GIVEN EXERCISE — Please convert the data below, from its first line up to and including the line with "data-point xyxy=(494,89,501,96)", into a Markdown table with the columns Row and Line. Put one line per row with its number, and leave out blank lines.
** start of MATERIAL FOR THIS EXERCISE **
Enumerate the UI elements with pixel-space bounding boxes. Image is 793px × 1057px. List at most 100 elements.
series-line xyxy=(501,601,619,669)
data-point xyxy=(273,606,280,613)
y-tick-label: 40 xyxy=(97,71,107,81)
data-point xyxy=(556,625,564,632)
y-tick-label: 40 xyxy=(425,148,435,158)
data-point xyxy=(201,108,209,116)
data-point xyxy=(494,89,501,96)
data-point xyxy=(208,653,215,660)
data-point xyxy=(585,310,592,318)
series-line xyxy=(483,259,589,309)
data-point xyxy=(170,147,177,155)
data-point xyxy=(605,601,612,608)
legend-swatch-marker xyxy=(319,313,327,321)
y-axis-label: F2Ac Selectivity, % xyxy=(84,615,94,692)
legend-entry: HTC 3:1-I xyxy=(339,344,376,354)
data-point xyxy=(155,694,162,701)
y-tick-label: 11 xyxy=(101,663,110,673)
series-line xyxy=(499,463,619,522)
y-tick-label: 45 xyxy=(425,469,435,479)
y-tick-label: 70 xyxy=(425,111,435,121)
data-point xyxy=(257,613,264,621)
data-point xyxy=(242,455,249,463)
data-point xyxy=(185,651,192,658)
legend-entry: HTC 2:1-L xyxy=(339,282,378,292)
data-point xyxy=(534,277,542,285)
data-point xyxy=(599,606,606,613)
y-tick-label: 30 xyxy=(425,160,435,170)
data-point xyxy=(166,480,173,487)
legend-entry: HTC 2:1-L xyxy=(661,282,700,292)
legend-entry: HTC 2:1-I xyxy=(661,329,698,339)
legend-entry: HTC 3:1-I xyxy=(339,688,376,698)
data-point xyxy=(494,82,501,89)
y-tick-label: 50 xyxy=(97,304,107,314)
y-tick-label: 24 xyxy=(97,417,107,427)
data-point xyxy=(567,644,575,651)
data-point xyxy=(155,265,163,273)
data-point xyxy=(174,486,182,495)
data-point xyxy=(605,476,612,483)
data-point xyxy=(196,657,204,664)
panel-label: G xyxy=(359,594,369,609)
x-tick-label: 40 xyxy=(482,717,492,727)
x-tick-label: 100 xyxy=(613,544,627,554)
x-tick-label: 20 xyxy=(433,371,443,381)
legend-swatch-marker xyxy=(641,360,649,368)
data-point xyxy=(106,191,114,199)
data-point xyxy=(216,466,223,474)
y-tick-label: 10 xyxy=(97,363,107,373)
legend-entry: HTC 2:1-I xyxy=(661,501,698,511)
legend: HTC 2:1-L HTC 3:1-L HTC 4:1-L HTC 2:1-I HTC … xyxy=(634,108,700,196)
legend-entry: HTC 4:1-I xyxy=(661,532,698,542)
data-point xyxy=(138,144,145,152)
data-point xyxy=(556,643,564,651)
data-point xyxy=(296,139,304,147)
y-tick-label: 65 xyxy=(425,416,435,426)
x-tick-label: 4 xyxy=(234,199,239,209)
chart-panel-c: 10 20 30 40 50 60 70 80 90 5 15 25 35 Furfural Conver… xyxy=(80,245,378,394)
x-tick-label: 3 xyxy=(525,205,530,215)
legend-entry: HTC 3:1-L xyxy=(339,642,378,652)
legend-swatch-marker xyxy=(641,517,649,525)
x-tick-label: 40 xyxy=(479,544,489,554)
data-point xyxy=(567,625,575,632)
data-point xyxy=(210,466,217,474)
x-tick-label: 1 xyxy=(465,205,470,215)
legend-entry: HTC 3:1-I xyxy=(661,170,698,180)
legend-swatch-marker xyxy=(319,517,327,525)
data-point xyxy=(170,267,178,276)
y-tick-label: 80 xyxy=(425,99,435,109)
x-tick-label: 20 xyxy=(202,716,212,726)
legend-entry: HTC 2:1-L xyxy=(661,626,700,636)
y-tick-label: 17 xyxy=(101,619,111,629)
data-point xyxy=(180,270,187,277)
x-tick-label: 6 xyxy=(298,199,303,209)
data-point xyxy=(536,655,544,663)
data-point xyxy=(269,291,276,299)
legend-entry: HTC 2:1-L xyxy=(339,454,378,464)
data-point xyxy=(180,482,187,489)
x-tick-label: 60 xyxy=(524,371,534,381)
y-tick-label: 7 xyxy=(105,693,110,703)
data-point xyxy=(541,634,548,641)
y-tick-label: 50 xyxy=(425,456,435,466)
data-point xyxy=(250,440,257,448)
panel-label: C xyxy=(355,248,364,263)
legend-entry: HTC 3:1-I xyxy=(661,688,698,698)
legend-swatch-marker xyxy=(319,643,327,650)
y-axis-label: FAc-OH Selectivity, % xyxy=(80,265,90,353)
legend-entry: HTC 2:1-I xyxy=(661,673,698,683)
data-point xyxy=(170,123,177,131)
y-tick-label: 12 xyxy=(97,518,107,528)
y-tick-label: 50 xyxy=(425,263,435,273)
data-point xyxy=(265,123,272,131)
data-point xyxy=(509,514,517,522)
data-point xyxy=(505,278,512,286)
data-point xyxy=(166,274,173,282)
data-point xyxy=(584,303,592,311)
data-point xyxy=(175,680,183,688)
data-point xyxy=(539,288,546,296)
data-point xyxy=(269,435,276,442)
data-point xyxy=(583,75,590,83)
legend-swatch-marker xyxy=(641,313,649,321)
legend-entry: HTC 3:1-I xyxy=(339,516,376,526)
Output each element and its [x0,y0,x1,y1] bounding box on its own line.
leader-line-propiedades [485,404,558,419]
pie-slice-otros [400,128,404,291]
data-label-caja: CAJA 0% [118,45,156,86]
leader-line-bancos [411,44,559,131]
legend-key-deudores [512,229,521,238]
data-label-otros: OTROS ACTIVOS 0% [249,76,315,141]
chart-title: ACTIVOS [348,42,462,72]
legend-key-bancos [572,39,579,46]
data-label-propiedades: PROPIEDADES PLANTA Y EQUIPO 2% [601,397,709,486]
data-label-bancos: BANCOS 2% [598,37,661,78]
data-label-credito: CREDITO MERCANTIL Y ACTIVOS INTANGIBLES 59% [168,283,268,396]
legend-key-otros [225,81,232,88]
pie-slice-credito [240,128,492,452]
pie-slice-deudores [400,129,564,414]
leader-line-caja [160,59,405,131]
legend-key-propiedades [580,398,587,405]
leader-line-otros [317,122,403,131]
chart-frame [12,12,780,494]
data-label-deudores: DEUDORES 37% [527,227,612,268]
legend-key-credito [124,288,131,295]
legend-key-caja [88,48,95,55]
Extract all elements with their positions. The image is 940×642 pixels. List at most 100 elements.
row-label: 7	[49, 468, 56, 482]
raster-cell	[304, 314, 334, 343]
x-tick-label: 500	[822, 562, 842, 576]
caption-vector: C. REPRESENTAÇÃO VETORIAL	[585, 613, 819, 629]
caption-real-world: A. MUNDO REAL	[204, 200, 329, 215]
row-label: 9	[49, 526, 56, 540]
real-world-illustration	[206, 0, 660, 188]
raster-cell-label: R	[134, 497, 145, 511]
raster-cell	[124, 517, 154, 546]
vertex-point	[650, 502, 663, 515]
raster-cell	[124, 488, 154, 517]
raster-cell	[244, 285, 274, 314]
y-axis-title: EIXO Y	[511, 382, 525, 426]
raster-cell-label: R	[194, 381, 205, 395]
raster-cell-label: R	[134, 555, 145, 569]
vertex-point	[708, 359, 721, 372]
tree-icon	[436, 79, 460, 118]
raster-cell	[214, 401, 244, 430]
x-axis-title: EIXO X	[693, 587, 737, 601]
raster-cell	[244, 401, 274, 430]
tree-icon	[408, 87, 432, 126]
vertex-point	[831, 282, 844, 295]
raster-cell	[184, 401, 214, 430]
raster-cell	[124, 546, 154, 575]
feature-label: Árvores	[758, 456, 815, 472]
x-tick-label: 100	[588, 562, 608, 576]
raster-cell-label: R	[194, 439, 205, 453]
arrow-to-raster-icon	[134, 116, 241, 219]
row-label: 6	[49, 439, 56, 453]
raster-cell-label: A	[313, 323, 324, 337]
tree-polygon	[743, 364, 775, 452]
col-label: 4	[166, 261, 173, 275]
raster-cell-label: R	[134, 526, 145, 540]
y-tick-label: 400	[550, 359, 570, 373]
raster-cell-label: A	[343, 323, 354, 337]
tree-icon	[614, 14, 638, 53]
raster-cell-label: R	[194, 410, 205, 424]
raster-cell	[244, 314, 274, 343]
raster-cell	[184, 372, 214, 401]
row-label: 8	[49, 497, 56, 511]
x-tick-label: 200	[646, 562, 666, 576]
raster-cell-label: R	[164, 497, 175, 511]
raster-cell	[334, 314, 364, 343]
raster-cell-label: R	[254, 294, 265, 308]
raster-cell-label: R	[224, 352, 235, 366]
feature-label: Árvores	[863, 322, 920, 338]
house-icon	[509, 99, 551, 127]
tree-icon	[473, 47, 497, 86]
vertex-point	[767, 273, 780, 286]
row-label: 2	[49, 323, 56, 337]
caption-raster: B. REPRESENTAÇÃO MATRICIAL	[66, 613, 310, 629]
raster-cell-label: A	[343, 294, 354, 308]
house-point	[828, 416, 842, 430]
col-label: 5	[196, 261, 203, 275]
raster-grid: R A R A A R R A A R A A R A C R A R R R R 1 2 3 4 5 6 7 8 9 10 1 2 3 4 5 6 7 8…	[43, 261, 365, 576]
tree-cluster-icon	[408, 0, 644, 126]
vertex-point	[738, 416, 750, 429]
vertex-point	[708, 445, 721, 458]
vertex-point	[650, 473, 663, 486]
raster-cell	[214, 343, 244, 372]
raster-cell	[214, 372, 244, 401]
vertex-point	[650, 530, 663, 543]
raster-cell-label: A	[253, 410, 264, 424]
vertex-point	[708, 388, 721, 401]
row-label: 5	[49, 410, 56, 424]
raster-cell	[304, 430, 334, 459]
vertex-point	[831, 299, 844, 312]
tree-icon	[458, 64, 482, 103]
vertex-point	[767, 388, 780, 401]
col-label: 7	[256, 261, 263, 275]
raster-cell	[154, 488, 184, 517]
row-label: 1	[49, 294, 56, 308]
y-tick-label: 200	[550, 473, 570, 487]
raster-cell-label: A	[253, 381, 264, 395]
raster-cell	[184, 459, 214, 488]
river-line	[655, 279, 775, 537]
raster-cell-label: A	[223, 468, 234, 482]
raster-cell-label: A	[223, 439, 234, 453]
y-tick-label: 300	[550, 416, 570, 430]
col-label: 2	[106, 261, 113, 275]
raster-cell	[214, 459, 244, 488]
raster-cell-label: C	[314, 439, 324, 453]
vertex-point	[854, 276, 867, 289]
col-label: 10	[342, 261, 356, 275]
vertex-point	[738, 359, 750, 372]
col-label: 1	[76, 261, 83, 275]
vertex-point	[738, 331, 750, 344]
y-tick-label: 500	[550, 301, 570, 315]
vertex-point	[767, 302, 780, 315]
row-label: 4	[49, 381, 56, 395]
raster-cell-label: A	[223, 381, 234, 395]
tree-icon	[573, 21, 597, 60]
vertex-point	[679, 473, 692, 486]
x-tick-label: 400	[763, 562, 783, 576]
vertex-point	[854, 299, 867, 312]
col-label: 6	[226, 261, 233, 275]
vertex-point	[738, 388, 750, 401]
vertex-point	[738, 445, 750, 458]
** end of MATERIAL FOR THIS EXERCISE **
SOLUTION FOR THIS EXERCISE —
| Row | Line |
|---|---|
| 1 | Enumerate the UI elements with pixel-space bounding boxes. Image is 793px × 1057px. List at most 100 elements. |
| 2 | series-line xyxy=(501,601,619,669) |
| 3 | data-point xyxy=(273,606,280,613) |
| 4 | y-tick-label: 40 xyxy=(97,71,107,81) |
| 5 | data-point xyxy=(556,625,564,632) |
| 6 | y-tick-label: 40 xyxy=(425,148,435,158) |
| 7 | data-point xyxy=(201,108,209,116) |
| 8 | data-point xyxy=(494,89,501,96) |